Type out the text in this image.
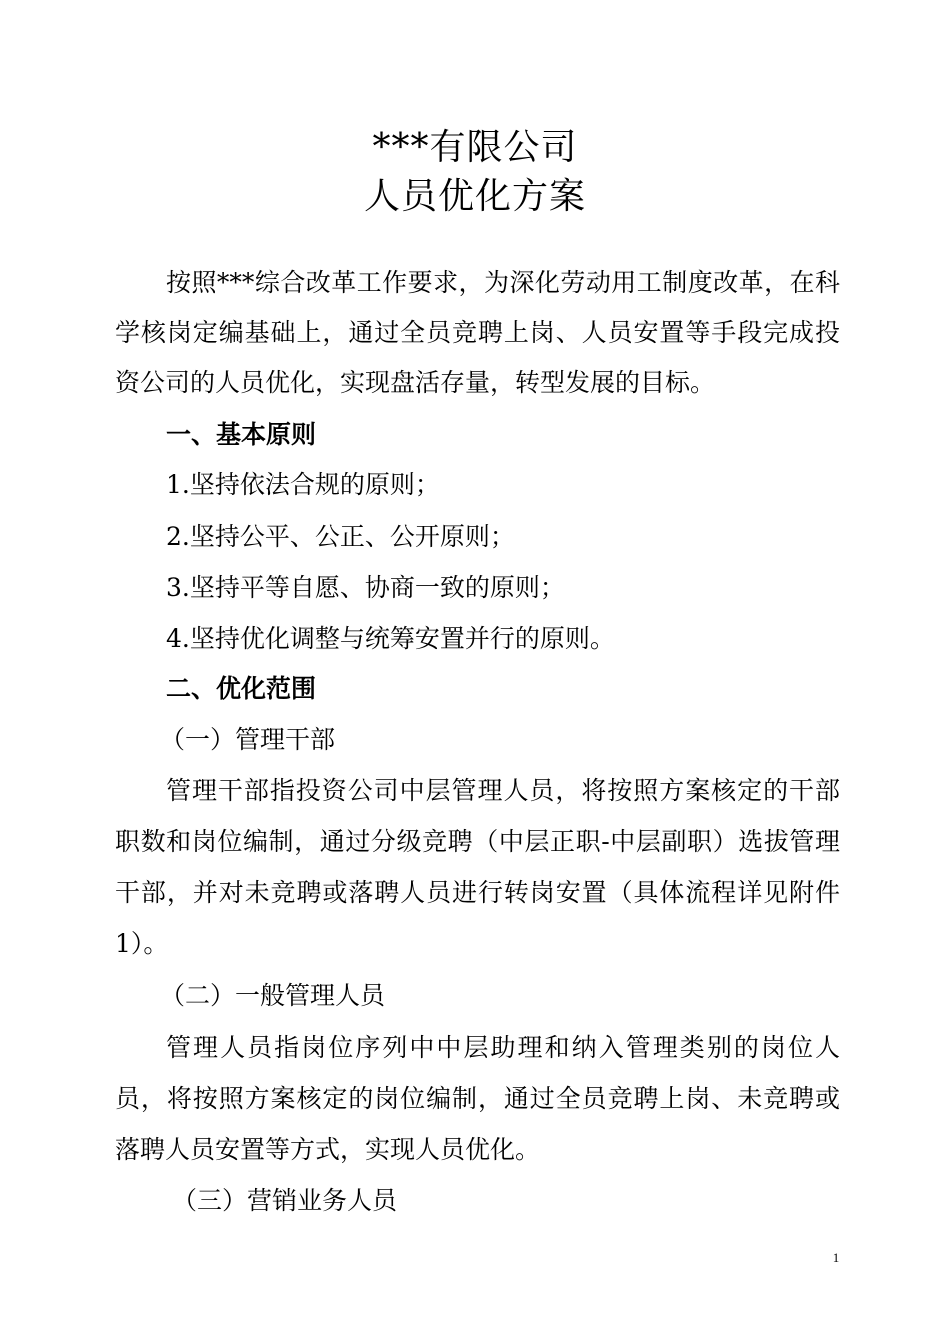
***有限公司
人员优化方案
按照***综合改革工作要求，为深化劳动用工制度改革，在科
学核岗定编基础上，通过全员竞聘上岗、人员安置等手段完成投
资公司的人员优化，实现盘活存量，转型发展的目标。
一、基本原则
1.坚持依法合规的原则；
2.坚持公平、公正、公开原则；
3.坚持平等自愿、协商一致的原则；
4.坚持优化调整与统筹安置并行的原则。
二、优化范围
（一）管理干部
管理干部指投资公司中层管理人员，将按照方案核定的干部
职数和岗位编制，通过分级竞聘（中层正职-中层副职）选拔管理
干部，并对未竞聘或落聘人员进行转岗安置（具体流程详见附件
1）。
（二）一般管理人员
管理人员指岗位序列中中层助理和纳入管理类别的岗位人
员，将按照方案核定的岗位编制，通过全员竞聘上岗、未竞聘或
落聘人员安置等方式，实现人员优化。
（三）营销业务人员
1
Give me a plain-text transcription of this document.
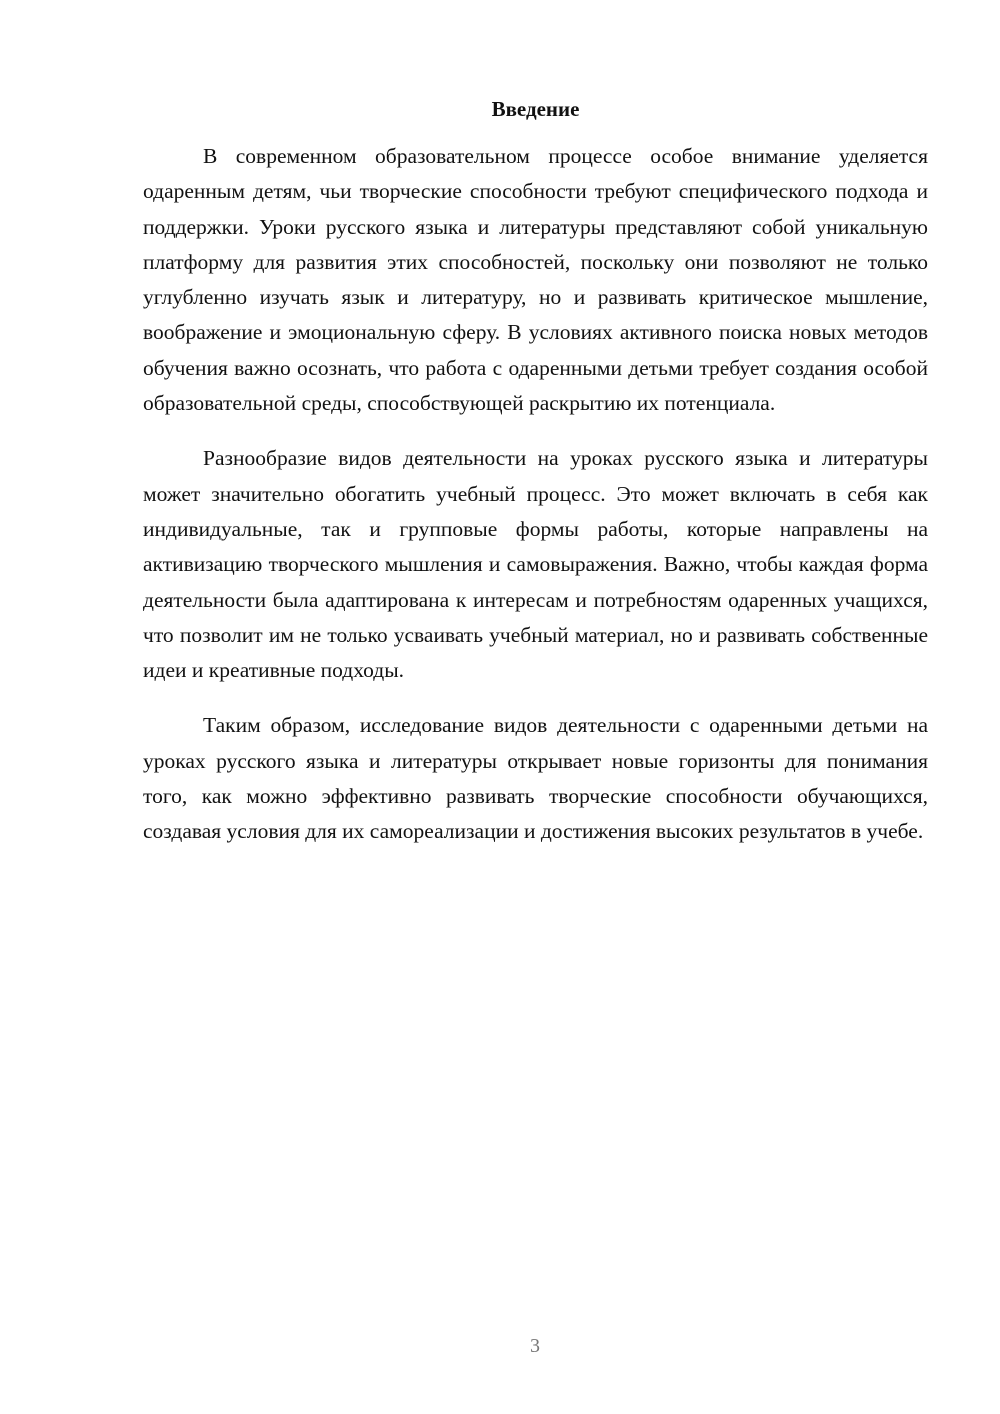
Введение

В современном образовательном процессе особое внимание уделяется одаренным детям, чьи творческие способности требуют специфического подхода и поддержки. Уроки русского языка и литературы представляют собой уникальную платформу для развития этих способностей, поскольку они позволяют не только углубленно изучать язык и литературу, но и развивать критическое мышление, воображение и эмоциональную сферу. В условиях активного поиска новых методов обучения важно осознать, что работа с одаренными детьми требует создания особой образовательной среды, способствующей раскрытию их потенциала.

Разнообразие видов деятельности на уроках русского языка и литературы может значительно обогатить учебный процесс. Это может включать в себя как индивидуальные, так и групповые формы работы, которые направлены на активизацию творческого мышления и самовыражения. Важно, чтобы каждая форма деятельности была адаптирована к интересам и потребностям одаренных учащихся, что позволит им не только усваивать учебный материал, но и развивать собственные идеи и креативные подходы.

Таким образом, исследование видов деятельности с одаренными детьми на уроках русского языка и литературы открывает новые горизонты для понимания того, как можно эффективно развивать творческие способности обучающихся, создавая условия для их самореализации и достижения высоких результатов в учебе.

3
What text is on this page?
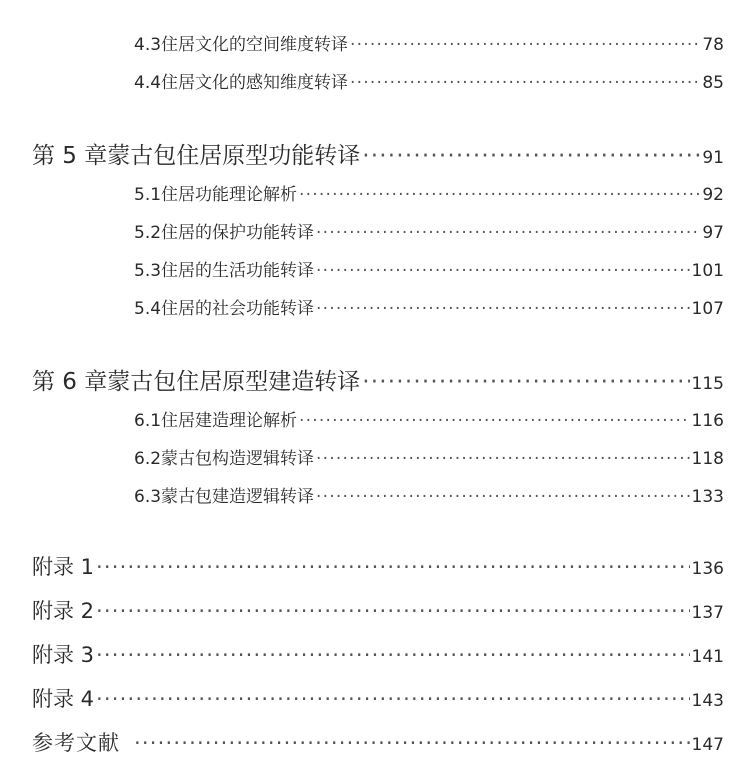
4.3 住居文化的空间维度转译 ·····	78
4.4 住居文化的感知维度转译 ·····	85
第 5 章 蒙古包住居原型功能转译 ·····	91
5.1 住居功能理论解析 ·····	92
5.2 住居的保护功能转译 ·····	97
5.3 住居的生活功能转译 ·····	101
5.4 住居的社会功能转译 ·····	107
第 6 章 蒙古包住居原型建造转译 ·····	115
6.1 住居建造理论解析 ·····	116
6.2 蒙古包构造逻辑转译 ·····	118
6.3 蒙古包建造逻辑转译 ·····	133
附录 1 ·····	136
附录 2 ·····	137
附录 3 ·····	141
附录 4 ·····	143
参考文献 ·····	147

☆ ☆ ☆ ☆ ☆

▸ Task
Only the lines from the line bearing "What text is on this page?" to the end of the listing above, both inclusive, should be extracted verbatim; the pictures are excluded.

▸ Expected output
What text is on this page?
4.3 住居文化的空间维度转译 ·····	78
4.4 住居文化的感知维度转译 ·····	85
第 5 章 蒙古包住居原型功能转译 ·····	91
5.1 住居功能理论解析 ·····	92
5.2 住居的保护功能转译 ·····	97
5.3 住居的生活功能转译 ·····	101
5.4 住居的社会功能转译 ·····	107
第 6 章 蒙古包住居原型建造转译 ·····	115
6.1 住居建造理论解析 ·····	116
6.2 蒙古包构造逻辑转译 ·····	118
6.3 蒙古包建造逻辑转译 ·····	133
附录 1 ·····	136
附录 2 ·····	137
附录 3 ·····	141
附录 4 ·····	143
参考文献 ·····	147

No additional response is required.